Direction: Below is a block of records; return all of them exactly, but without the images.

## START

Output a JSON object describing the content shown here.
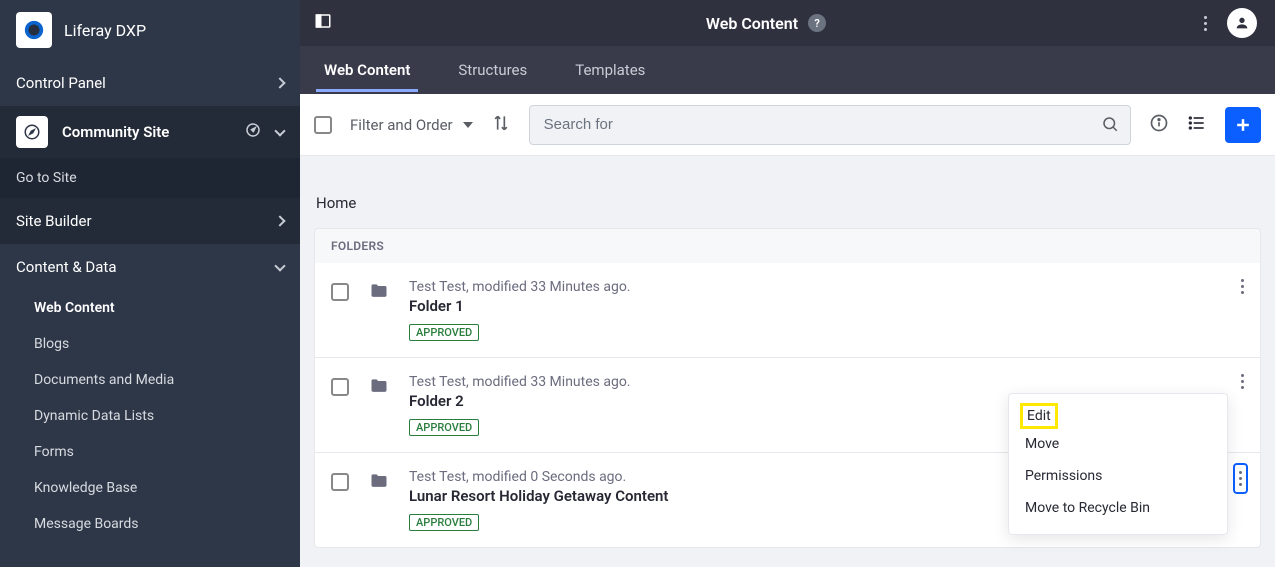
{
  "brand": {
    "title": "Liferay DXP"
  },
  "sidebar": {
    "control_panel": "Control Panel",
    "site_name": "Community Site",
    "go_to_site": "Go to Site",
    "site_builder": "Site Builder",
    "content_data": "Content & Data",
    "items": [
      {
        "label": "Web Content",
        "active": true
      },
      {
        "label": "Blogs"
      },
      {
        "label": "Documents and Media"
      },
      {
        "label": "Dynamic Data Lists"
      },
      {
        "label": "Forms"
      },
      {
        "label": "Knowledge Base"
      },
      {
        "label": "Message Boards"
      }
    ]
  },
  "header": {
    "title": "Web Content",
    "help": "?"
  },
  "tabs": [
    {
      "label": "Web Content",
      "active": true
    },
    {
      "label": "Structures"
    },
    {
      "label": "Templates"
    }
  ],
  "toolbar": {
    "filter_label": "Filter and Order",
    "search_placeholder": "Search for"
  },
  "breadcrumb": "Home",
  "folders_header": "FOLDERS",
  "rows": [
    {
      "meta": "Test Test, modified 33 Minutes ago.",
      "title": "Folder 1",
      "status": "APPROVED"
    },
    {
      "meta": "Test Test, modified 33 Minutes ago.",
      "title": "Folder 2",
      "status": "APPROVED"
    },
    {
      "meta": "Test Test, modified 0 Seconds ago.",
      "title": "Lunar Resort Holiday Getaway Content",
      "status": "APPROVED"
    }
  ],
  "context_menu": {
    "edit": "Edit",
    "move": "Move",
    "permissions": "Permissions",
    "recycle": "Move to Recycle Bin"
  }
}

## END

Full output:
Output a JSON object describing the content shown here.
{
  "brand": {
    "title": "Liferay DXP"
  },
  "sidebar": {
    "control_panel": "Control Panel",
    "site_name": "Community Site",
    "go_to_site": "Go to Site",
    "site_builder": "Site Builder",
    "content_data": "Content & Data",
    "items": [
      {
        "label": "Web Content",
        "active": true
      },
      {
        "label": "Blogs"
      },
      {
        "label": "Documents and Media"
      },
      {
        "label": "Dynamic Data Lists"
      },
      {
        "label": "Forms"
      },
      {
        "label": "Knowledge Base"
      },
      {
        "label": "Message Boards"
      }
    ]
  },
  "header": {
    "title": "Web Content",
    "help": "?"
  },
  "tabs": [
    {
      "label": "Web Content",
      "active": true
    },
    {
      "label": "Structures"
    },
    {
      "label": "Templates"
    }
  ],
  "toolbar": {
    "filter_label": "Filter and Order",
    "search_placeholder": "Search for"
  },
  "breadcrumb": "Home",
  "folders_header": "FOLDERS",
  "rows": [
    {
      "meta": "Test Test, modified 33 Minutes ago.",
      "title": "Folder 1",
      "status": "APPROVED"
    },
    {
      "meta": "Test Test, modified 33 Minutes ago.",
      "title": "Folder 2",
      "status": "APPROVED"
    },
    {
      "meta": "Test Test, modified 0 Seconds ago.",
      "title": "Lunar Resort Holiday Getaway Content",
      "status": "APPROVED"
    }
  ],
  "context_menu": {
    "edit": "Edit",
    "move": "Move",
    "permissions": "Permissions",
    "recycle": "Move to Recycle Bin"
  }
}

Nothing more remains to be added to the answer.